Task statement:
Separate out the lines that hold "equipment".

Material to process:
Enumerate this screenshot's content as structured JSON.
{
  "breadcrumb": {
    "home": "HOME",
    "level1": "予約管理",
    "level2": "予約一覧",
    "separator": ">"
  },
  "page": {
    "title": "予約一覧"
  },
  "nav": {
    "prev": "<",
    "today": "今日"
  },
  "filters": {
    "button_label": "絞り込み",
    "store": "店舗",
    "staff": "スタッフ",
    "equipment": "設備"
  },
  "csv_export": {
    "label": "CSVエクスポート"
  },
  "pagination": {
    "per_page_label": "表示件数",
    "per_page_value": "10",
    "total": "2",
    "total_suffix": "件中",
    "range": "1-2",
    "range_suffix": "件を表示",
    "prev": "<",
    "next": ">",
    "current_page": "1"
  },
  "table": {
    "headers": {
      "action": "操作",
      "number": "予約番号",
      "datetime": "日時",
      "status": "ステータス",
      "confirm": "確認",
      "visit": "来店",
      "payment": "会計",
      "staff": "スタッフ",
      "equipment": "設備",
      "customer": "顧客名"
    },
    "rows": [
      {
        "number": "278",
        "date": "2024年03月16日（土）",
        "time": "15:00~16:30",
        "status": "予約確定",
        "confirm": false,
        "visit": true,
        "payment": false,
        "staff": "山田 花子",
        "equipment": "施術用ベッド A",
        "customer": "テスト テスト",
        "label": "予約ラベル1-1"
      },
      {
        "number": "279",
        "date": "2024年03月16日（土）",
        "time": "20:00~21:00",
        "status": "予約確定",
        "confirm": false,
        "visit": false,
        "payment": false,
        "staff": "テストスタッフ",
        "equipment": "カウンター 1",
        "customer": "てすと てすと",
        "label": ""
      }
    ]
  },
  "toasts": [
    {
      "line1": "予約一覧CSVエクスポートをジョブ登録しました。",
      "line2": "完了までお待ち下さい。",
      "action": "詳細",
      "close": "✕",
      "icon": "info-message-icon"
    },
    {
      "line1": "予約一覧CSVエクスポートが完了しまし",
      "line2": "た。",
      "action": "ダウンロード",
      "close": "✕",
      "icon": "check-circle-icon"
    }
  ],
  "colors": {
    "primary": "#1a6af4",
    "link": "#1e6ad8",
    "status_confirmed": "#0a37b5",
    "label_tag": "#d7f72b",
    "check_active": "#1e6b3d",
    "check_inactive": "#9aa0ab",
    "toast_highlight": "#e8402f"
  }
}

Output for this exercise:
    "equipment": "設備"
      "equipment": "設備",
        "equipment": "施術用ベッド A",
        "equipment": "カウンター 1",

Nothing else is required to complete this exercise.